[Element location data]
■ ■ ■
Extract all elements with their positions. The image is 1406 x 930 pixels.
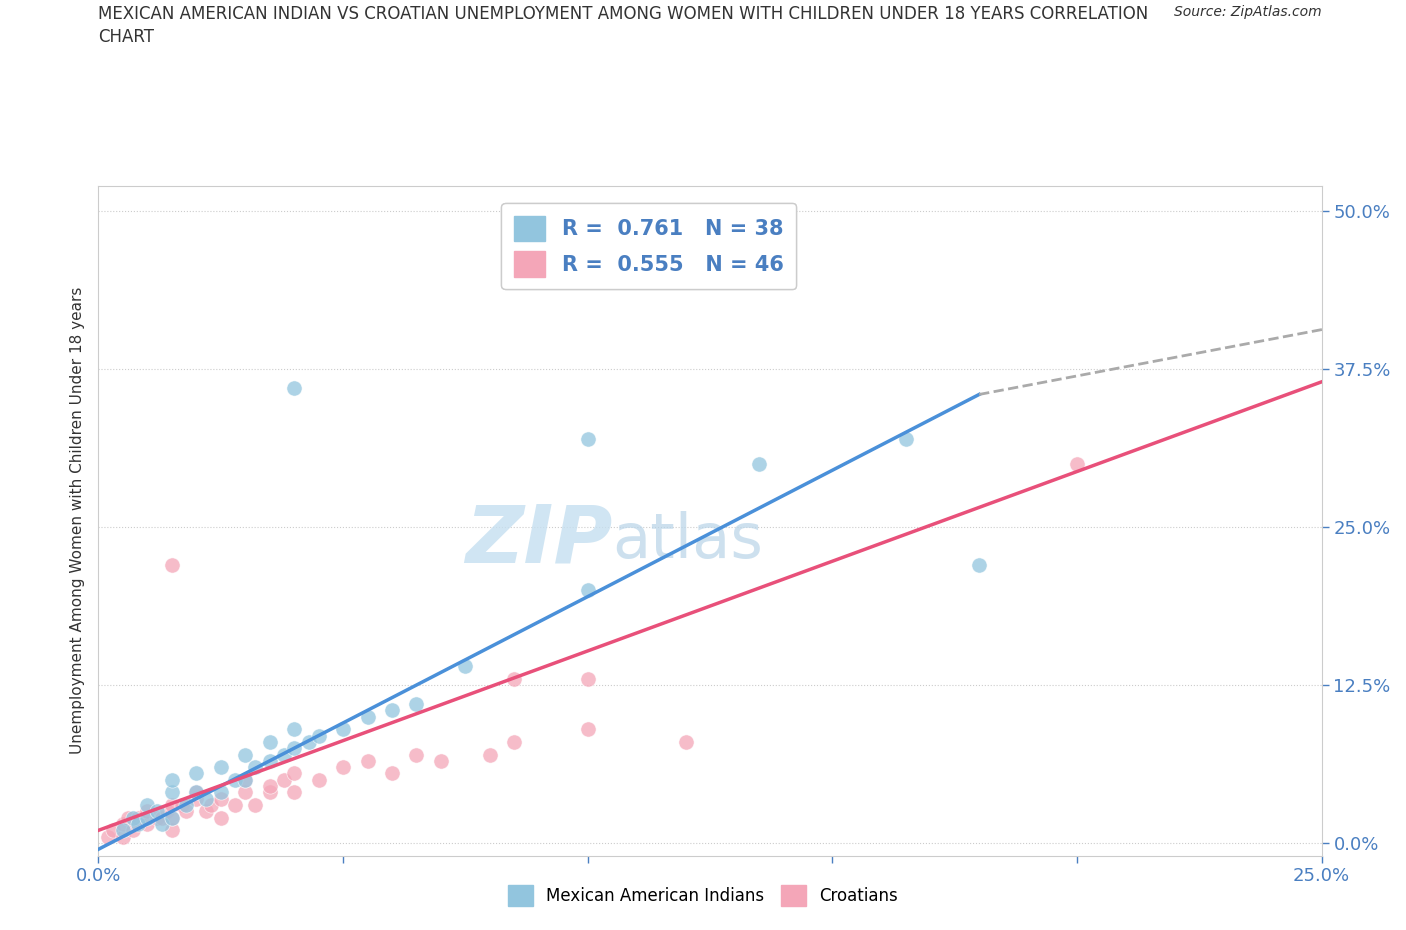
Point [186, 785, 208, 800]
Point [430, 753, 453, 768]
Point [146, 810, 169, 825]
Text: atlas: atlas [612, 511, 763, 571]
Legend: R =  0.761   N = 38, R =  0.555   N = 46: R = 0.761 N = 38, R = 0.555 N = 46 [502, 203, 796, 289]
Point [97, 830, 120, 844]
Point [283, 766, 305, 781]
Point [273, 772, 295, 787]
Point [121, 823, 143, 838]
Point [117, 810, 139, 825]
Point [101, 823, 124, 838]
Point [454, 658, 477, 673]
Point [170, 798, 193, 813]
Point [503, 671, 526, 686]
Point [405, 697, 427, 711]
Point [150, 810, 173, 825]
Point [209, 785, 232, 800]
Point [381, 703, 404, 718]
Point [224, 772, 246, 787]
Point [283, 785, 305, 800]
Point [176, 804, 198, 818]
Point [160, 772, 183, 787]
Point [332, 760, 354, 775]
Point [894, 432, 917, 446]
Point [186, 791, 208, 806]
Point [233, 772, 256, 787]
Point [675, 735, 697, 750]
Point [332, 722, 354, 737]
Point [1066, 457, 1088, 472]
Legend: Mexican American Indians, Croatians: Mexican American Indians, Croatians [501, 879, 905, 912]
Point [259, 735, 281, 750]
Point [405, 747, 427, 762]
Point [146, 804, 169, 818]
Point [111, 830, 134, 844]
Point [259, 778, 281, 793]
Point [209, 810, 232, 825]
Point [160, 798, 183, 813]
Point [576, 722, 599, 737]
Point [356, 753, 378, 768]
Text: CHART: CHART [98, 28, 155, 46]
Point [160, 558, 183, 573]
Point [160, 785, 183, 800]
Point [121, 810, 143, 825]
Point [186, 766, 208, 781]
Point [233, 747, 256, 762]
Point [243, 760, 266, 775]
Text: MEXICAN AMERICAN INDIAN VS CROATIAN UNEMPLOYMENT AMONG WOMEN WITH CHILDREN UNDER: MEXICAN AMERICAN INDIAN VS CROATIAN UNEM… [98, 5, 1149, 22]
Point [283, 380, 305, 395]
Point [748, 457, 770, 472]
Point [259, 785, 281, 800]
Point [233, 785, 256, 800]
Point [136, 810, 159, 825]
Point [160, 810, 183, 825]
Point [127, 817, 149, 831]
Text: Source: ZipAtlas.com: Source: ZipAtlas.com [1174, 5, 1322, 19]
Point [243, 798, 266, 813]
Point [576, 432, 599, 446]
Point [224, 798, 246, 813]
Point [233, 772, 256, 787]
Point [176, 798, 198, 813]
Point [503, 735, 526, 750]
Point [273, 747, 295, 762]
Point [967, 558, 990, 573]
Point [200, 798, 222, 813]
Point [209, 791, 232, 806]
Point [356, 710, 378, 724]
Point [298, 735, 321, 750]
Point [150, 817, 173, 831]
Point [136, 804, 159, 818]
Point [308, 728, 330, 743]
Point [160, 823, 183, 838]
Point [156, 804, 179, 818]
Point [283, 722, 305, 737]
Y-axis label: Unemployment Among Women with Children Under 18 years: Unemployment Among Women with Children U… [69, 287, 84, 754]
Point [576, 583, 599, 598]
Point [381, 766, 404, 781]
Point [283, 741, 305, 756]
Point [209, 760, 232, 775]
Text: ZIP: ZIP [465, 502, 612, 580]
Point [478, 747, 501, 762]
Point [186, 785, 208, 800]
Point [127, 810, 149, 825]
Point [195, 804, 218, 818]
Point [136, 798, 159, 813]
Point [259, 753, 281, 768]
Point [136, 817, 159, 831]
Point [308, 772, 330, 787]
Point [111, 823, 134, 838]
Point [195, 791, 218, 806]
Point [111, 817, 134, 831]
Point [160, 810, 183, 825]
Point [576, 671, 599, 686]
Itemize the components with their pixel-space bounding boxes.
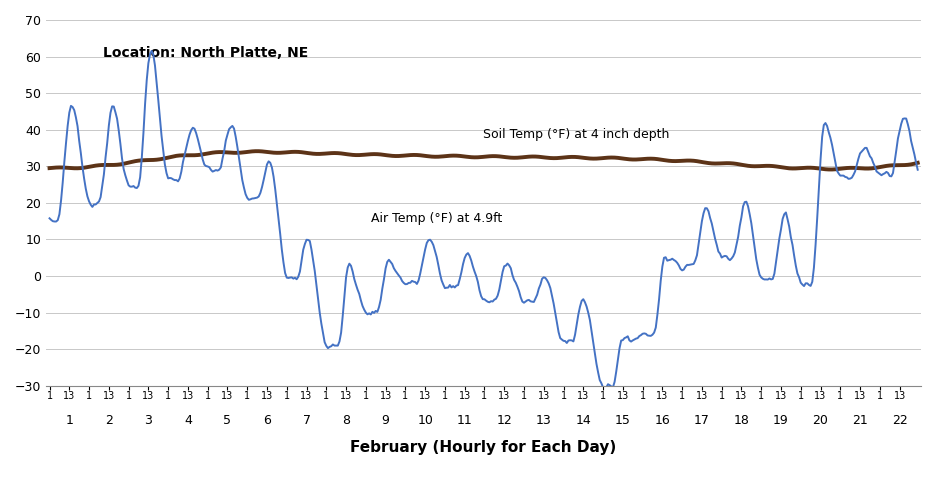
Text: Air Temp (°F) at 4.9ft: Air Temp (°F) at 4.9ft — [371, 212, 502, 225]
X-axis label: February (Hourly for Each Day): February (Hourly for Each Day) — [350, 441, 617, 455]
Text: Location: North Platte, NE: Location: North Platte, NE — [103, 46, 308, 60]
Text: Soil Temp (°F) at 4 inch depth: Soil Temp (°F) at 4 inch depth — [483, 128, 669, 141]
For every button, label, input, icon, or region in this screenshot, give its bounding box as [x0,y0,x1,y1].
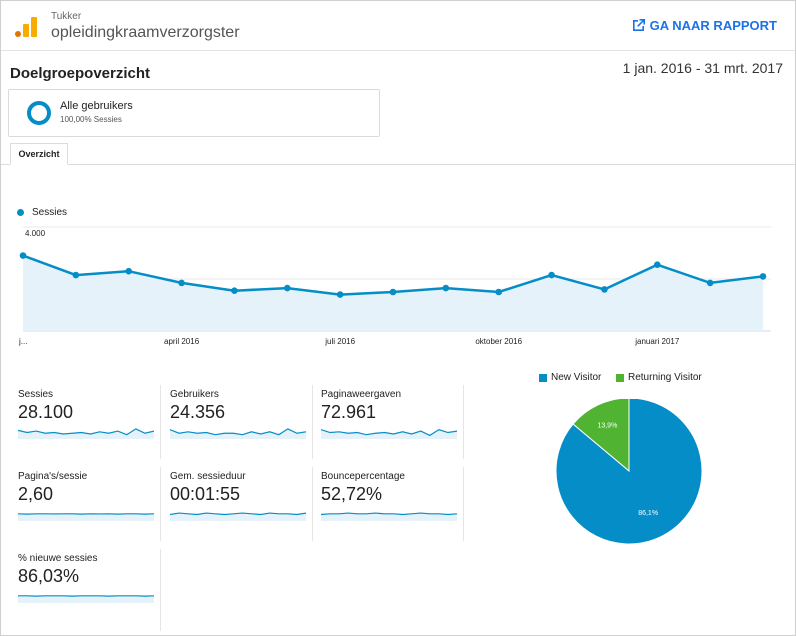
sessions-point[interactable] [601,286,608,293]
metric-divider [160,549,161,631]
open-external-icon [632,19,645,31]
new-visitor-swatch [539,373,547,382]
metric-label: Sessies [18,389,54,400]
x-tick-label: januari 2017 [634,337,680,346]
pie-slice-returning-visitor[interactable] [572,399,630,473]
visitor-pie-chart: 13,9% 86,1% [555,399,703,545]
returning-visitor-swatch [616,373,624,382]
tab-divider [1,164,795,165]
metric-divider [160,467,161,541]
metric-value: 2,60 [18,484,54,504]
sessions-point[interactable] [706,279,714,287]
metric-card[interactable]: Paginaweergaven 72.961 [321,389,471,469]
page-title: Doelgroepoverzicht [10,65,151,82]
metric-sparkline [170,428,306,439]
sessions-point[interactable] [72,271,80,279]
new-visitor-label: New Visitor [551,372,602,383]
segment-card[interactable]: Alle gebruikers 100,00% Sessies [8,89,380,137]
metric-value: 72.961 [321,402,377,422]
metric-label: Gebruikers [170,389,219,400]
metric-value: 24.356 [170,402,226,422]
sessions-legend-dot [17,209,24,216]
metric-divider [312,467,313,541]
metric-value: 00:01:55 [170,484,241,504]
segment-name: Alle gebruikers [60,100,133,112]
metric-value: 86,03% [18,566,80,586]
metric-sparkline [321,512,457,521]
property-name: opleidingkraamverzorgster [51,24,240,41]
goto-report-label: GA NAAR RAPPORT [649,17,777,33]
x-tick-label: april 2016 [164,337,200,346]
metric-divider [160,385,161,459]
returning-visitor-label: Returning Visitor [628,372,702,383]
sessions-point[interactable] [231,287,238,294]
metric-card[interactable]: Sessies 28.100 [18,389,168,469]
metric-value: 52,72% [321,484,383,504]
metric-sparkline [18,428,154,439]
metric-card[interactable]: Bouncepercentage 52,72% [321,471,471,551]
analytics-logo-icon [15,15,37,37]
sessions-point[interactable] [19,252,27,259]
sessions-point[interactable] [548,271,555,279]
metric-divider [463,467,464,541]
sessions-point[interactable] [389,288,397,296]
metric-divider [463,385,464,459]
goto-report-link[interactable]: GA NAAR RAPPORT [631,17,777,33]
metric-value: 28.100 [18,402,74,422]
metric-label: Paginaweergaven [321,389,402,400]
metric-sparkline [18,595,154,603]
x-tick-label: j... [18,337,27,346]
metric-label: Bouncepercentage [321,471,405,482]
pie-slice-label: 13,9% [597,423,617,430]
x-tick-label: oktober 2016 [475,337,522,346]
metric-sparkline [321,428,457,439]
metric-sparkline [170,512,306,521]
report-header: Tukker opleidingkraamverzorgster GA NAAR… [1,1,795,51]
metric-divider [312,385,313,459]
account-name: Tukker [51,11,82,22]
sessions-point[interactable] [653,261,661,268]
segment-ring-icon [27,101,51,125]
sessions-legend-label: Sessies [32,207,68,218]
metric-label: % nieuwe sessies [18,553,98,564]
pie-slice-label: 86,1% [638,510,658,517]
tab-overview[interactable]: Overzicht [10,143,68,165]
metric-label: Gem. sessieduur [170,471,246,482]
x-tick-label: juli 2016 [324,337,355,346]
pie-legend-returning[interactable]: Returning Visitor [616,372,702,383]
sessions-point[interactable] [283,284,291,292]
sessions-point[interactable] [442,284,450,292]
metric-card[interactable]: Pagina's/sessie 2,60 [18,471,168,551]
segment-share: 100,00% Sessies [60,115,122,124]
sessions-point[interactable] [759,273,767,280]
y-tick-label: 4.000 [25,229,46,238]
sessions-point[interactable] [495,288,503,296]
metric-card[interactable]: Gem. sessieduur 00:01:55 [170,471,320,551]
pie-slice-new-visitor[interactable] [555,399,703,545]
sessions-point[interactable] [336,291,344,298]
sessions-point[interactable] [178,279,185,287]
pie-legend-new[interactable]: New Visitor [539,372,601,383]
metric-label: Pagina's/sessie [18,471,88,482]
metric-sparkline [18,513,154,521]
sessions-point[interactable] [125,267,133,275]
metric-card[interactable]: % nieuwe sessies 86,03% [18,553,168,633]
metric-card[interactable]: Gebruikers 24.356 [170,389,320,469]
date-range[interactable]: 1 jan. 2016 - 31 mrt. 2017 [622,60,783,76]
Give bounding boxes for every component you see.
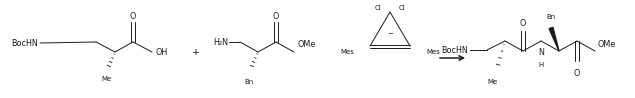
Text: BocHN: BocHN (441, 45, 468, 54)
Text: OH: OH (155, 48, 167, 57)
Text: O: O (574, 69, 580, 78)
Text: OMe: OMe (297, 39, 315, 49)
Text: H₂N: H₂N (213, 38, 228, 46)
Text: −: − (387, 31, 393, 37)
Text: OMe: OMe (598, 39, 616, 49)
Text: Bn: Bn (244, 79, 253, 85)
Text: Bn: Bn (546, 14, 556, 20)
Text: O: O (273, 11, 279, 20)
Text: BocHN: BocHN (11, 39, 38, 48)
Text: Me: Me (101, 76, 111, 82)
Text: Mes: Mes (340, 49, 354, 55)
Text: H: H (538, 62, 544, 68)
Text: N: N (538, 48, 544, 57)
Text: Me: Me (488, 79, 498, 85)
Text: Cl: Cl (374, 5, 381, 11)
Text: Mes: Mes (426, 49, 440, 55)
Text: O: O (520, 19, 526, 28)
Text: Cl: Cl (399, 5, 406, 11)
Polygon shape (549, 27, 559, 51)
Text: +: + (192, 48, 200, 57)
Text: O: O (130, 11, 136, 20)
■ ■ ■
_Given instruction_.
Copy the lines of the data without any change, starting at the line that contains "sessions-point[interactable] [601,286,608,293]" and ending after the line that contains "metric-sparkline [18,428,154,439]".

_Correct answer_.
sessions-point[interactable] [601,286,608,293]
metric-divider [160,549,161,631]
open-external-icon [632,19,645,31]
new-visitor-swatch [539,373,547,382]
metric-label: Sessies [18,389,54,400]
x-tick-label: januari 2017 [634,337,680,346]
pie-slice-returning-visitor[interactable] [572,399,630,473]
visitor-pie-chart: 13,9% 86,1% [555,399,703,545]
returning-visitor-swatch [616,373,624,382]
tab-divider [1,164,795,165]
metric-divider [160,467,161,541]
metric-value: 2,60 [18,484,54,504]
sessions-point[interactable] [706,279,714,287]
metric-card[interactable]: Paginaweergaven 72.961 [321,389,471,469]
page-title: Doelgroepoverzicht [10,65,151,82]
metric-sparkline [170,428,306,439]
sessions-point[interactable] [72,271,80,279]
new-visitor-label: New Visitor [551,372,602,383]
segment-card[interactable]: Alle gebruikers 100,00% Sessies [8,89,380,137]
metric-value: 72.961 [321,402,377,422]
metric-label: Gebruikers [170,389,219,400]
metric-value: 24.356 [170,402,226,422]
sessions-legend-dot [17,209,24,216]
metric-divider [312,467,313,541]
metric-value: 00:01:55 [170,484,241,504]
segment-name: Alle gebruikers [60,100,133,112]
metric-value: 86,03% [18,566,80,586]
metric-sparkline [321,512,457,521]
property-name: opleidingkraamverzorgster [51,24,240,41]
goto-report-label: GA NAAR RAPPORT [649,17,777,33]
x-tick-label: april 2016 [164,337,200,346]
metric-divider [160,385,161,459]
returning-visitor-label: Returning Visitor [628,372,702,383]
sessions-point[interactable] [231,287,238,294]
metric-card[interactable]: Sessies 28.100 [18,389,168,469]
metric-value: 52,72% [321,484,383,504]
metric-sparkline [18,428,154,439]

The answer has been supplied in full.